[Figure contents as structured data]
--------

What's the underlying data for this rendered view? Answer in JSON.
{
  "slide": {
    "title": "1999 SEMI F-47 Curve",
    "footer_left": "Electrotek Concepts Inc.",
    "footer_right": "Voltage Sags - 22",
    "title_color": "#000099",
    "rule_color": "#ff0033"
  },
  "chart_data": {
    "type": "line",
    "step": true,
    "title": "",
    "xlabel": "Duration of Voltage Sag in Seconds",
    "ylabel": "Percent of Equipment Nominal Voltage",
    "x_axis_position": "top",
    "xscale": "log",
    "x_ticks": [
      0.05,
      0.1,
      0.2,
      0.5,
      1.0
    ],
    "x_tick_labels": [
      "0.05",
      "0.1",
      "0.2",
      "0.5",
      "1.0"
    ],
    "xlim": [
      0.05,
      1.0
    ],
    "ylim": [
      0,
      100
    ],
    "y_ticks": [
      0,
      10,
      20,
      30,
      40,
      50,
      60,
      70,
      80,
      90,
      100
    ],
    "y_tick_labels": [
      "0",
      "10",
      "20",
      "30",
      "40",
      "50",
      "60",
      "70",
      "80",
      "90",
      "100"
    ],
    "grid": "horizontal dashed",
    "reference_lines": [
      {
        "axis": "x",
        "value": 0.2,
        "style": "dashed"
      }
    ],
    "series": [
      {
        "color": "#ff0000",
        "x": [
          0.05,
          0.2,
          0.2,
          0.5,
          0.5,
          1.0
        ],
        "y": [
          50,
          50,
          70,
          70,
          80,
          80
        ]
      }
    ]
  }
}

--------

STATED EXERCISE: Without leaving anything out, quote all the data.

RESPONSE:
What's the underlying data for this rendered view? Answer in JSON.
{
  "slide": {
    "title": "1999 SEMI F-47 Curve",
    "footer_left": "Electrotek Concepts Inc.",
    "footer_right": "Voltage Sags - 22",
    "title_color": "#000099",
    "rule_color": "#ff0033"
  },
  "chart_data": {
    "type": "line",
    "step": true,
    "title": "",
    "xlabel": "Duration of Voltage Sag in Seconds",
    "ylabel": "Percent of Equipment Nominal Voltage",
    "x_axis_position": "top",
    "xscale": "log",
    "x_ticks": [
      0.05,
      0.1,
      0.2,
      0.5,
      1.0
    ],
    "x_tick_labels": [
      "0.05",
      "0.1",
      "0.2",
      "0.5",
      "1.0"
    ],
    "xlim": [
      0.05,
      1.0
    ],
    "ylim": [
      0,
      100
    ],
    "y_ticks": [
      0,
      10,
      20,
      30,
      40,
      50,
      60,
      70,
      80,
      90,
      100
    ],
    "y_tick_labels": [
      "0",
      "10",
      "20",
      "30",
      "40",
      "50",
      "60",
      "70",
      "80",
      "90",
      "100"
    ],
    "grid": "horizontal dashed",
    "reference_lines": [
      {
        "axis": "x",
        "value": 0.2,
        "style": "dashed"
      }
    ],
    "series": [
      {
        "color": "#ff0000",
        "x": [
          0.05,
          0.2,
          0.2,
          0.5,
          0.5,
          1.0
        ],
        "y": [
          50,
          50,
          70,
          70,
          80,
          80
        ]
      }
    ]
  }
}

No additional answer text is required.